(Data items)
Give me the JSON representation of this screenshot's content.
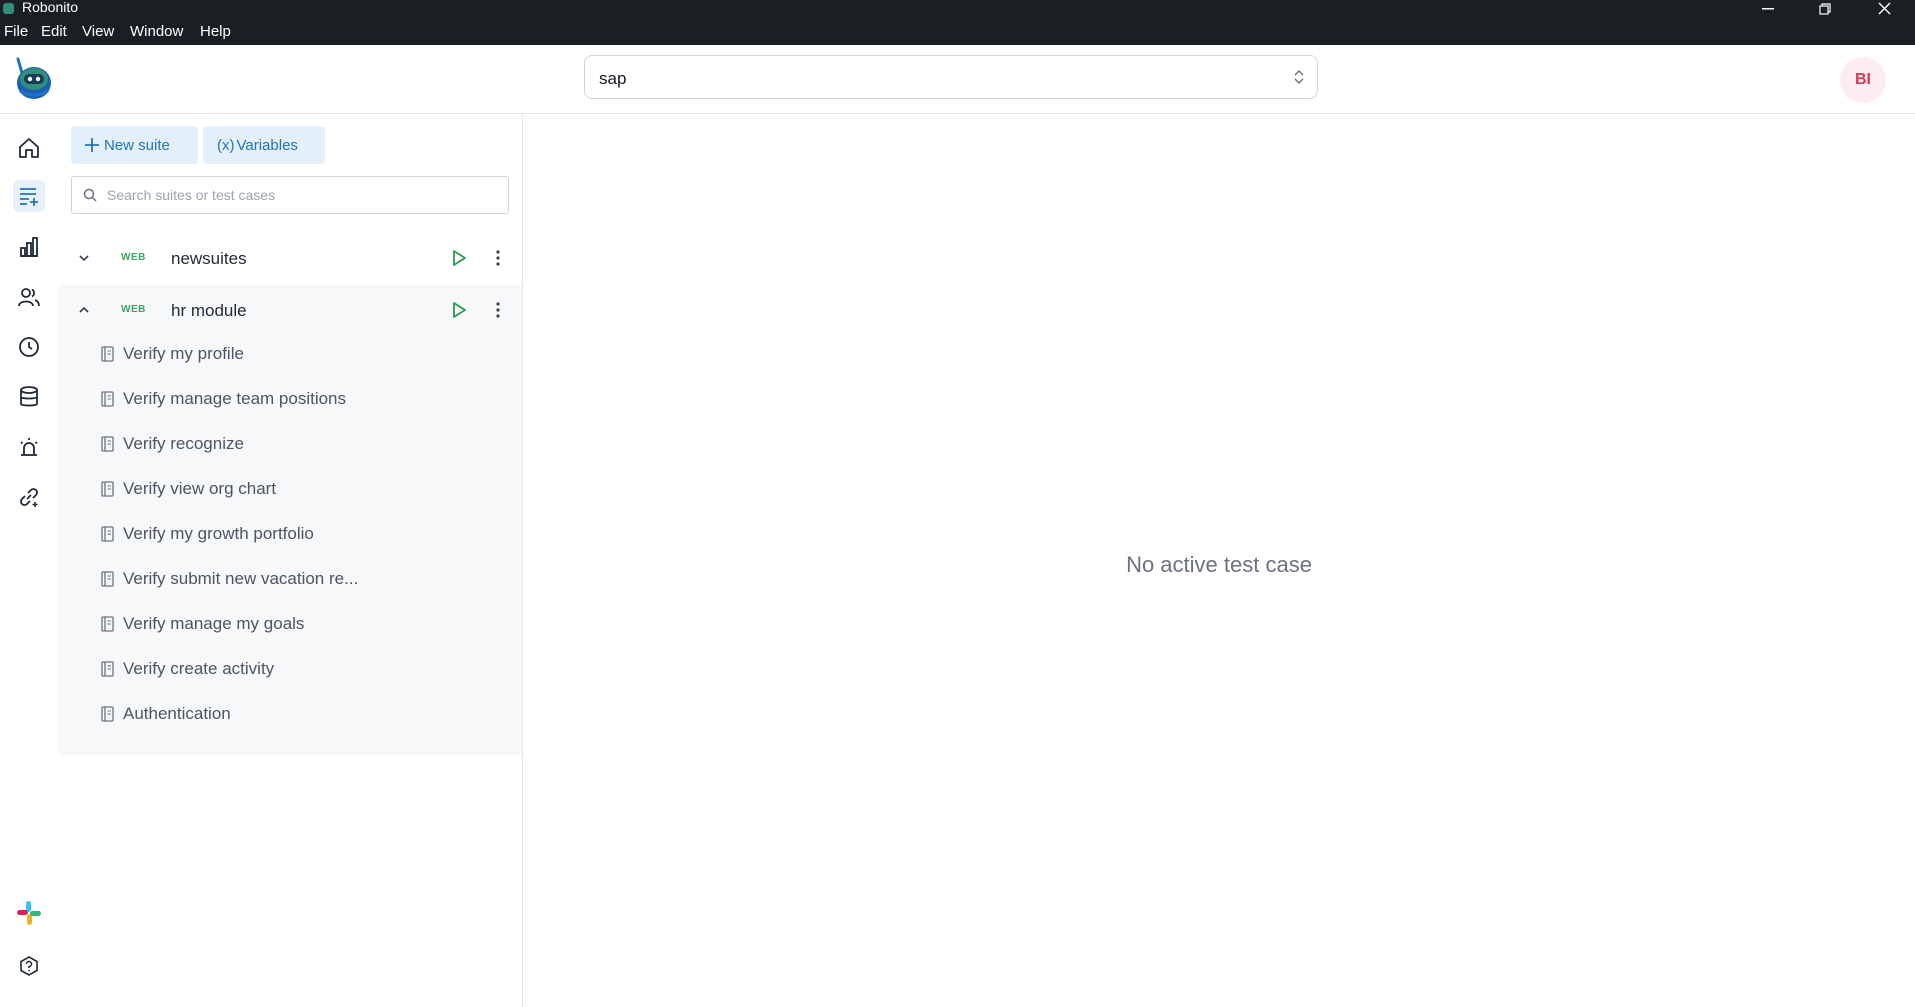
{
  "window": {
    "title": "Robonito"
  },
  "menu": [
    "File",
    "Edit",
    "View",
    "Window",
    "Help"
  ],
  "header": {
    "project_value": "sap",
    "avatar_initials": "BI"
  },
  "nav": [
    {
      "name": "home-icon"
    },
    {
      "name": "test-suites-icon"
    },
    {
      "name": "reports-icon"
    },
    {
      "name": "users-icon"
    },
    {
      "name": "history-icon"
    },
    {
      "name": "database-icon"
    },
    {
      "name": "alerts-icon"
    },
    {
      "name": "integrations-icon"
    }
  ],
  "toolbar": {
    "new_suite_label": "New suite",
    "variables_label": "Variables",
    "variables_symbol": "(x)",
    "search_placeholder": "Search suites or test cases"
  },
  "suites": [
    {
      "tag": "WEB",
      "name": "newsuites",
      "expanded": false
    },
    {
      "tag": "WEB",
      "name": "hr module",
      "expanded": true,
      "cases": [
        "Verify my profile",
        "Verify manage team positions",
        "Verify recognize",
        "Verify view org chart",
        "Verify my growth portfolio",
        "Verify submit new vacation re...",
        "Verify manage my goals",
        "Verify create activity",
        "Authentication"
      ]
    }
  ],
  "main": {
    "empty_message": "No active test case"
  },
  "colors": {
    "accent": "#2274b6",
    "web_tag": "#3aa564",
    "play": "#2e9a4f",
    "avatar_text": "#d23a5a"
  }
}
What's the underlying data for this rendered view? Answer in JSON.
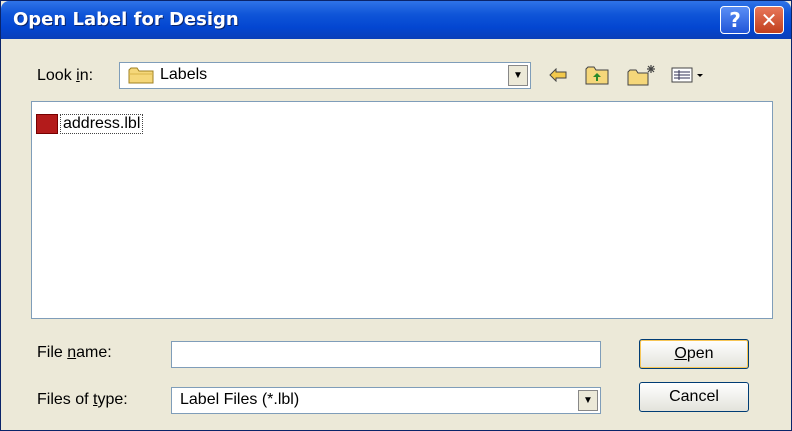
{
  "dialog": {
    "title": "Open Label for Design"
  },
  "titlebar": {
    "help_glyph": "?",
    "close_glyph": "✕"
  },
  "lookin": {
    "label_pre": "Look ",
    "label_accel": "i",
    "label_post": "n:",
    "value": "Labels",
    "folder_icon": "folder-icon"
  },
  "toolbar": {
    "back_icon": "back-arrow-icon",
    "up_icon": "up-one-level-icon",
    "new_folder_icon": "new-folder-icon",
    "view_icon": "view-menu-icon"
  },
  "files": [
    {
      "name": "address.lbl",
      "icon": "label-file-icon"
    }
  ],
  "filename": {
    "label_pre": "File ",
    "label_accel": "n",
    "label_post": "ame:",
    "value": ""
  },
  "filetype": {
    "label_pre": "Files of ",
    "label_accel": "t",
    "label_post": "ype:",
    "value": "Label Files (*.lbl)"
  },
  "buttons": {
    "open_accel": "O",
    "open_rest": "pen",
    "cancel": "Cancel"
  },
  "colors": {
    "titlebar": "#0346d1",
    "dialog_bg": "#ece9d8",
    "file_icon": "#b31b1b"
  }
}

§ **What you are asked to do**:
Omit each picture, then return all of the listing exactly as it stands.

§ **Task response**:
Give me the JSON representation of this screenshot's content.
{
  "window": {
    "title": "Robonito"
  },
  "menu": [
    "File",
    "Edit",
    "View",
    "Window",
    "Help"
  ],
  "header": {
    "project_value": "sap",
    "avatar_initials": "BI"
  },
  "nav": [
    {
      "name": "home-icon"
    },
    {
      "name": "test-suites-icon"
    },
    {
      "name": "reports-icon"
    },
    {
      "name": "users-icon"
    },
    {
      "name": "history-icon"
    },
    {
      "name": "database-icon"
    },
    {
      "name": "alerts-icon"
    },
    {
      "name": "integrations-icon"
    }
  ],
  "toolbar": {
    "new_suite_label": "New suite",
    "variables_label": "Variables",
    "variables_symbol": "(x)",
    "search_placeholder": "Search suites or test cases"
  },
  "suites": [
    {
      "tag": "WEB",
      "name": "newsuites",
      "expanded": false
    },
    {
      "tag": "WEB",
      "name": "hr module",
      "expanded": true,
      "cases": [
        "Verify my profile",
        "Verify manage team positions",
        "Verify recognize",
        "Verify view org chart",
        "Verify my growth portfolio",
        "Verify submit new vacation re...",
        "Verify manage my goals",
        "Verify create activity",
        "Authentication"
      ]
    }
  ],
  "main": {
    "empty_message": "No active test case"
  },
  "colors": {
    "accent": "#2274b6",
    "web_tag": "#3aa564",
    "play": "#2e9a4f",
    "avatar_text": "#d23a5a"
  }
}
What's the underlying data for this rendered view? Answer in JSON.
{
  "dialog": {
    "title": "Open Label for Design"
  },
  "titlebar": {
    "help_glyph": "?",
    "close_glyph": "✕"
  },
  "lookin": {
    "label_pre": "Look ",
    "label_accel": "i",
    "label_post": "n:",
    "value": "Labels",
    "folder_icon": "folder-icon"
  },
  "toolbar": {
    "back_icon": "back-arrow-icon",
    "up_icon": "up-one-level-icon",
    "new_folder_icon": "new-folder-icon",
    "view_icon": "view-menu-icon"
  },
  "files": [
    {
      "name": "address.lbl",
      "icon": "label-file-icon"
    }
  ],
  "filename": {
    "label_pre": "File ",
    "label_accel": "n",
    "label_post": "ame:",
    "value": ""
  },
  "filetype": {
    "label_pre": "Files of ",
    "label_accel": "t",
    "label_post": "ype:",
    "value": "Label Files (*.lbl)"
  },
  "buttons": {
    "open_accel": "O",
    "open_rest": "pen",
    "cancel": "Cancel"
  },
  "colors": {
    "titlebar": "#0346d1",
    "dialog_bg": "#ece9d8",
    "file_icon": "#b31b1b"
  }
}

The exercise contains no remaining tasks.